Aim ▸
Filter the records below and copy every line containing the word "JSON".

Exercise materials ▸
--- Begin ---

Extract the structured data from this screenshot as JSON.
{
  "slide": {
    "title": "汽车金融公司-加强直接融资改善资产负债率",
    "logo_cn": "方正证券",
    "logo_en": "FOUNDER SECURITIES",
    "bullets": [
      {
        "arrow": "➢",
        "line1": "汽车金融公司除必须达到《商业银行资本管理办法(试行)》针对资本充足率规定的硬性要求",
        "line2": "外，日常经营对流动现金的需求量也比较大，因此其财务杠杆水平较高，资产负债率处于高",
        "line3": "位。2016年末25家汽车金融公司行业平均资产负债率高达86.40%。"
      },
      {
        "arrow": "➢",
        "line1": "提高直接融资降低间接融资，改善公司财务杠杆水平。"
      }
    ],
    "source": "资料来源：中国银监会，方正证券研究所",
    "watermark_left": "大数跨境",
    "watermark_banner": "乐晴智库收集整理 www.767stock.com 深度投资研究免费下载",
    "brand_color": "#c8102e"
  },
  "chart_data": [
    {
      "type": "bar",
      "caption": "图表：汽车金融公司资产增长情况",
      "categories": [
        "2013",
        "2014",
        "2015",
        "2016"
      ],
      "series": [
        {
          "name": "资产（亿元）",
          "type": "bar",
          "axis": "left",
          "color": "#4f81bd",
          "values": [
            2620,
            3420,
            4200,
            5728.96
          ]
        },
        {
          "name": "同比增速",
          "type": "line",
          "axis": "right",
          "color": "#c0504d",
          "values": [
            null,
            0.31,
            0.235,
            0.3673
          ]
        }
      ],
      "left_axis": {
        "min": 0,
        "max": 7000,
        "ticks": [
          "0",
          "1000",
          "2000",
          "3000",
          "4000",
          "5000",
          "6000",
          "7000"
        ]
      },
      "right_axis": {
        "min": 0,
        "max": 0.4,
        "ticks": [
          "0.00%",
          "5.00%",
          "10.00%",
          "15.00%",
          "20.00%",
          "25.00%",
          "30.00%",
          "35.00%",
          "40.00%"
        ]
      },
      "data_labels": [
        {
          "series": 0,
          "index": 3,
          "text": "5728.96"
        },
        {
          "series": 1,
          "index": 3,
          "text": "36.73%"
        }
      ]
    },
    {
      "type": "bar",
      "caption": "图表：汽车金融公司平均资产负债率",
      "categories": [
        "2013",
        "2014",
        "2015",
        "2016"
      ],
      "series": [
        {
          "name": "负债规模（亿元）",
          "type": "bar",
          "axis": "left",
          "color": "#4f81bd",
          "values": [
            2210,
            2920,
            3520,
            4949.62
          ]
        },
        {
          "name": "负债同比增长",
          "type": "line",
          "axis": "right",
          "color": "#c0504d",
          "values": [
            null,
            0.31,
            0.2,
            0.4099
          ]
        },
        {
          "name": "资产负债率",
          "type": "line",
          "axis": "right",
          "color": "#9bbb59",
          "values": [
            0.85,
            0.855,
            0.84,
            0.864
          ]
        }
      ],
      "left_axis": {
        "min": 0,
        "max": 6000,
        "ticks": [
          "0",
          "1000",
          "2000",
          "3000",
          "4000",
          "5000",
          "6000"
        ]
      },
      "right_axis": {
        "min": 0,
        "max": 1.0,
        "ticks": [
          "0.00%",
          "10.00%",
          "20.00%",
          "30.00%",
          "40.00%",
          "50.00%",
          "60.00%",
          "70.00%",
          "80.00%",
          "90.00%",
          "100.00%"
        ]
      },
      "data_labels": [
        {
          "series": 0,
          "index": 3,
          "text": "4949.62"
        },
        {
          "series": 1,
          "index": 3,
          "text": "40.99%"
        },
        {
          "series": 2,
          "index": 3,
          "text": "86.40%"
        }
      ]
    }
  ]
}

--- End ---
--- Begin ---

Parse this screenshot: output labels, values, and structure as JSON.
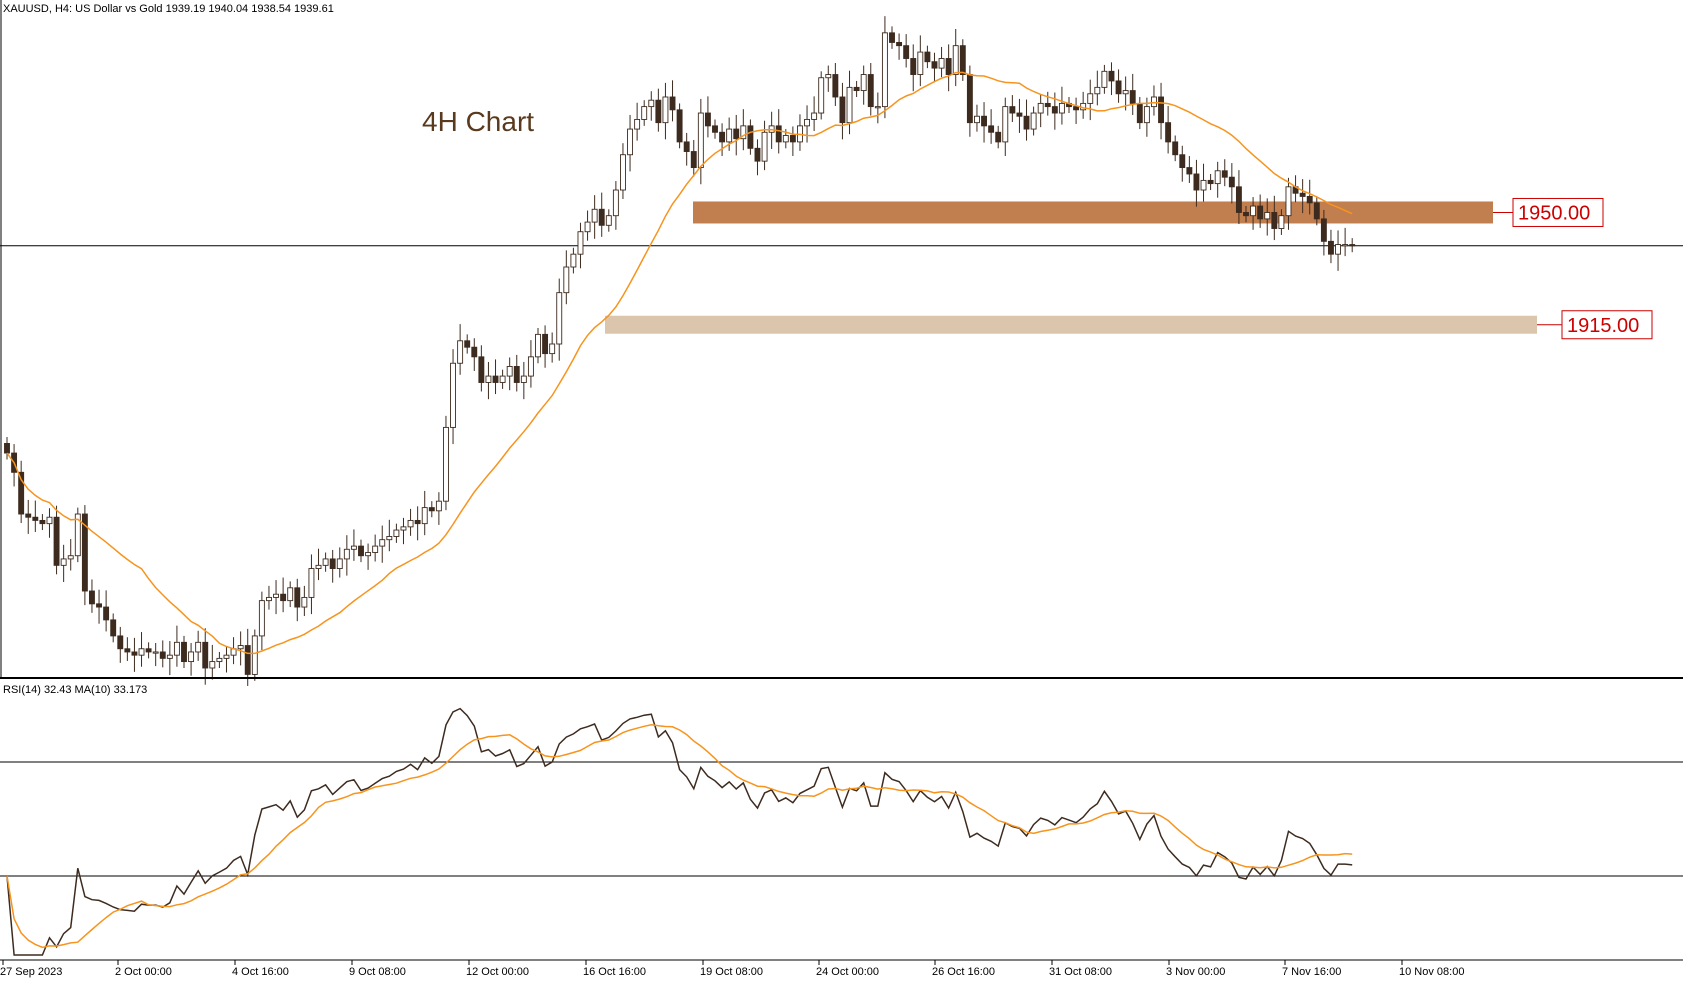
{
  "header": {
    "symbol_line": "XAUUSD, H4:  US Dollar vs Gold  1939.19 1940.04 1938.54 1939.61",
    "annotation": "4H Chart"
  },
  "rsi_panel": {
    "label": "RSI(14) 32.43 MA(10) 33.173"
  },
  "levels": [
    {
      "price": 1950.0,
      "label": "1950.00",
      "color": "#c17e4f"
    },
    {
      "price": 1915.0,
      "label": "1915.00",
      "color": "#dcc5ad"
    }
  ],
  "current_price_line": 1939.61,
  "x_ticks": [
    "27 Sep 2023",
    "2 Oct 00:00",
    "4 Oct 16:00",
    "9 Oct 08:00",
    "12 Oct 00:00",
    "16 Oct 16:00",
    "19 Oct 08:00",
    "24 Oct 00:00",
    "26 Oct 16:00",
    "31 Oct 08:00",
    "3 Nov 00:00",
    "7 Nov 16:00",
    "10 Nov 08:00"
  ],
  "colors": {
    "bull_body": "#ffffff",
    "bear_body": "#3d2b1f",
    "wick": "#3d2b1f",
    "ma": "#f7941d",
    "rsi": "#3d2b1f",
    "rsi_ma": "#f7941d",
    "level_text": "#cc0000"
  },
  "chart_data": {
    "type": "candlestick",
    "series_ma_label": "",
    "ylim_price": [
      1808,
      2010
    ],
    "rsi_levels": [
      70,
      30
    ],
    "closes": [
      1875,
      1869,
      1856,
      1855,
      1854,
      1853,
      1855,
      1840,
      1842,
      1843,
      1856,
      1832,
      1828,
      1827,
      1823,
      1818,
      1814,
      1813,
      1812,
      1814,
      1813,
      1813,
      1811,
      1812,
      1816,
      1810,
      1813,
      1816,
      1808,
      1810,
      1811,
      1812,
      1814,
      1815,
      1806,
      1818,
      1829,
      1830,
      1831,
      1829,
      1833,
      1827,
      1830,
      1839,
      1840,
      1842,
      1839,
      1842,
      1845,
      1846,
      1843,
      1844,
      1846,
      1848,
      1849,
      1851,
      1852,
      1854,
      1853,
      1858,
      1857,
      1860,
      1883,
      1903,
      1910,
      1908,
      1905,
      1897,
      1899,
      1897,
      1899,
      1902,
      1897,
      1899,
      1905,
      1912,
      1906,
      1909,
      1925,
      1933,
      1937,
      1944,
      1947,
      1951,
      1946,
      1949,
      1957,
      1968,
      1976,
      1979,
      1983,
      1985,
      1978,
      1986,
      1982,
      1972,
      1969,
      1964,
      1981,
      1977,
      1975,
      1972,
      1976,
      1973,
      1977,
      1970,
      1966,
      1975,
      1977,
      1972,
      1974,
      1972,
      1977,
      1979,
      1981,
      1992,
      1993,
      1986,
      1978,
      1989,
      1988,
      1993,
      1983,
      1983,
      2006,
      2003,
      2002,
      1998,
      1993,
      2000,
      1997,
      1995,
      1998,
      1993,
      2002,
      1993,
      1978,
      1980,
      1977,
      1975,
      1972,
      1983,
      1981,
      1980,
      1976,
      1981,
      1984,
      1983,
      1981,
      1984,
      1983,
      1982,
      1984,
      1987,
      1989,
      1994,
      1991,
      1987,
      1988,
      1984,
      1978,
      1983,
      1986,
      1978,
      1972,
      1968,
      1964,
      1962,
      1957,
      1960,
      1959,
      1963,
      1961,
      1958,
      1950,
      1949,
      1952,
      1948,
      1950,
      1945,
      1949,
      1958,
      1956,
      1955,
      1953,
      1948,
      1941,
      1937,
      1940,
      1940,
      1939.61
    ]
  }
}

--- End ---
--- Begin ---

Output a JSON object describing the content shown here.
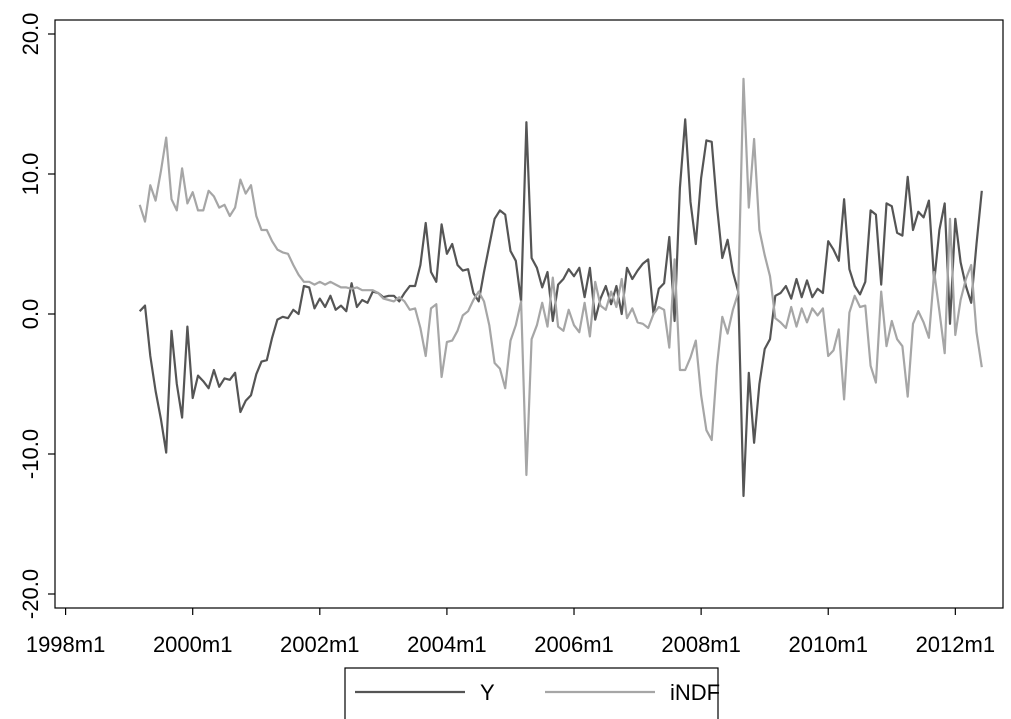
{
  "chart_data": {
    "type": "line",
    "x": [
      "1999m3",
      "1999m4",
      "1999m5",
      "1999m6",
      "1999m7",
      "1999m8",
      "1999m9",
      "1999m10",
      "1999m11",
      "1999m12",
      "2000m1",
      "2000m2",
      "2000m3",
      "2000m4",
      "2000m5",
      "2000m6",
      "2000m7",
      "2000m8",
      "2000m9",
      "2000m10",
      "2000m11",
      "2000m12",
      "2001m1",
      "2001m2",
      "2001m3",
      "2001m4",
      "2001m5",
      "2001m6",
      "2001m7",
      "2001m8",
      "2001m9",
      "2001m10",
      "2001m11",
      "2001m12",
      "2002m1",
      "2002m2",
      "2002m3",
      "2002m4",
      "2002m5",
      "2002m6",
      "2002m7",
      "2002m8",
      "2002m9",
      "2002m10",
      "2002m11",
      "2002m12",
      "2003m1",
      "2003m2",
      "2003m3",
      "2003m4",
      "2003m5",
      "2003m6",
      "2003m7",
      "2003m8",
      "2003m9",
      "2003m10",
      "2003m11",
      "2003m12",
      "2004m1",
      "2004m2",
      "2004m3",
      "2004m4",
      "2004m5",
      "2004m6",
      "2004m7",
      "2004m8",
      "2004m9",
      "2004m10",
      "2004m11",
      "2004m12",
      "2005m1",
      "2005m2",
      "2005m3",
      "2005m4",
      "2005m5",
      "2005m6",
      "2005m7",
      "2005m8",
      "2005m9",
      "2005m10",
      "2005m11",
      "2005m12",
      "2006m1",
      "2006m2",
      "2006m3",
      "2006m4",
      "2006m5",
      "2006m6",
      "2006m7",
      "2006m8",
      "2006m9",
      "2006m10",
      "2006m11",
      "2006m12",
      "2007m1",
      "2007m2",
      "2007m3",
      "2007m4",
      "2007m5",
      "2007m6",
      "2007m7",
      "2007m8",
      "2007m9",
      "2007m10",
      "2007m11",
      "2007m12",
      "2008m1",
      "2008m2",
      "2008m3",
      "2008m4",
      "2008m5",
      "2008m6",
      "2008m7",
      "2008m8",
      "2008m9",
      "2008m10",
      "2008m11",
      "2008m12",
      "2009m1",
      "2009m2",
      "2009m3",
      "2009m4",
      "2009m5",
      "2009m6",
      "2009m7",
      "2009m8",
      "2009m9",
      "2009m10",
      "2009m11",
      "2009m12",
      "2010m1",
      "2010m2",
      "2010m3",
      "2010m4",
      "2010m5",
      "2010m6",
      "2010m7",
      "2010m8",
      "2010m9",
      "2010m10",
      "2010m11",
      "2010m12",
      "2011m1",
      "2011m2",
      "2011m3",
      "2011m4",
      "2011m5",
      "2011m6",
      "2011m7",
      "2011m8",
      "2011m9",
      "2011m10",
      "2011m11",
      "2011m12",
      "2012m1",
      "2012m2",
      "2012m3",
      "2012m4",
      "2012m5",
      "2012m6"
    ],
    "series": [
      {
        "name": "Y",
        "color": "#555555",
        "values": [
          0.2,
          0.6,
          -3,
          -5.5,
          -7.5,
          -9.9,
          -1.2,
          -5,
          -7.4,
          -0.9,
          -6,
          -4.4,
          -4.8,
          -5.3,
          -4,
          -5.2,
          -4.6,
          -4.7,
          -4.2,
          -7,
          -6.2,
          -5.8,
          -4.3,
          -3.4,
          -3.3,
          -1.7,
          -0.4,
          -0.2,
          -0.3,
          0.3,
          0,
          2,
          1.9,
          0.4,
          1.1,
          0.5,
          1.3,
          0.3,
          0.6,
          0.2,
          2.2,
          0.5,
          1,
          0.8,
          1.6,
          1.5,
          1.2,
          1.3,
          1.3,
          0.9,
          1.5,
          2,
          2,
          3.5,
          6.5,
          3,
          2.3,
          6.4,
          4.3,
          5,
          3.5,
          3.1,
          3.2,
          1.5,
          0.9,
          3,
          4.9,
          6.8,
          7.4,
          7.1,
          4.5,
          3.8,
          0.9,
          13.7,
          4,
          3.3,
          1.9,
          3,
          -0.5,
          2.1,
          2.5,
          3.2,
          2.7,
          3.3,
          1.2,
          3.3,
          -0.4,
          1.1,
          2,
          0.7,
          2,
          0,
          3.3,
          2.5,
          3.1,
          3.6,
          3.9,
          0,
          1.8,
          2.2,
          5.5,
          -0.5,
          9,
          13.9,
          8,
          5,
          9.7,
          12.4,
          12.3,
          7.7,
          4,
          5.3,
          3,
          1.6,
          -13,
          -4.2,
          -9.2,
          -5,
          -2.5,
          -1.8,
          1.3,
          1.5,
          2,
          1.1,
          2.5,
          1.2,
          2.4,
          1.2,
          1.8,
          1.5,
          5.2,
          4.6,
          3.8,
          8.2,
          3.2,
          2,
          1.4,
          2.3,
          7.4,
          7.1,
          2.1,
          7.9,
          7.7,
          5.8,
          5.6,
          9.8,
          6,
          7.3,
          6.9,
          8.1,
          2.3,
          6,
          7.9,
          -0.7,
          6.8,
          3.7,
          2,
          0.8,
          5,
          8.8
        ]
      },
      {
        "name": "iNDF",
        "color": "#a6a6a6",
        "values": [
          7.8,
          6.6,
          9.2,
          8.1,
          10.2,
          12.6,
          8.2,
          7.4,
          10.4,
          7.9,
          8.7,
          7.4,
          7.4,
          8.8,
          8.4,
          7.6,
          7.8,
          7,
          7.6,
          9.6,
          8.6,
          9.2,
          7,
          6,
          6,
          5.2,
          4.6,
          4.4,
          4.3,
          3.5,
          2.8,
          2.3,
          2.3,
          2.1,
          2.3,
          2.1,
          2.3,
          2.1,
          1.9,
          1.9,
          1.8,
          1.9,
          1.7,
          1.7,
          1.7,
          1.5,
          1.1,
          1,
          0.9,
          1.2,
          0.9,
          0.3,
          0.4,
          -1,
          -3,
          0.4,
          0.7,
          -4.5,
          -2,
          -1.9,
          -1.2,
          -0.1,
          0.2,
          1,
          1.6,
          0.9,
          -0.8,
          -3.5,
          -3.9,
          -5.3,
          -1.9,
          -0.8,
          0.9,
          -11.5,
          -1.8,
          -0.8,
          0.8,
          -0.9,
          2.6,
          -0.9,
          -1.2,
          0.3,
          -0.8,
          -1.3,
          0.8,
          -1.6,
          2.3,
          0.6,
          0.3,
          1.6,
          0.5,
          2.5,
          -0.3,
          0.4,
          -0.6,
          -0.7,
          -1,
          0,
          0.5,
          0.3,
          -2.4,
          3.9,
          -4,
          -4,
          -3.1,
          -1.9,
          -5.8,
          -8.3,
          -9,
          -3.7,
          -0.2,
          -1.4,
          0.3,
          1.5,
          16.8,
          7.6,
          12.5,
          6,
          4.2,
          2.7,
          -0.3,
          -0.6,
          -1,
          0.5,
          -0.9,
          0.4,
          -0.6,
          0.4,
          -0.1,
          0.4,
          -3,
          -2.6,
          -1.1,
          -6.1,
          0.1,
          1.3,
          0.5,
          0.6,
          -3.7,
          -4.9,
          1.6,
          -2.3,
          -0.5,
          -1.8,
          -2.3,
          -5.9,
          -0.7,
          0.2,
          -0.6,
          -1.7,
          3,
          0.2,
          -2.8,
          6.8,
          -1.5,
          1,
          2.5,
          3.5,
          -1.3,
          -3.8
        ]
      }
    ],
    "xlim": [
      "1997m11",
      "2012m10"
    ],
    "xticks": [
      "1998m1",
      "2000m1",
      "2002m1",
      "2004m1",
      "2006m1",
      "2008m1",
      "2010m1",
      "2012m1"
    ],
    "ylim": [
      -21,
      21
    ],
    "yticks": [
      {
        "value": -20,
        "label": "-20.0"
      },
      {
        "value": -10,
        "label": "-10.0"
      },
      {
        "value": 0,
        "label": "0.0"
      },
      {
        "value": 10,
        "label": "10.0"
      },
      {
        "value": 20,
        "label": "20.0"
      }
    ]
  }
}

--- End ---

Task result ▸
Extract the structured data from this screenshot as JSON.
Parse this screenshot: output labels, values, and structure as JSON.
Output a JSON object describing the content shown here.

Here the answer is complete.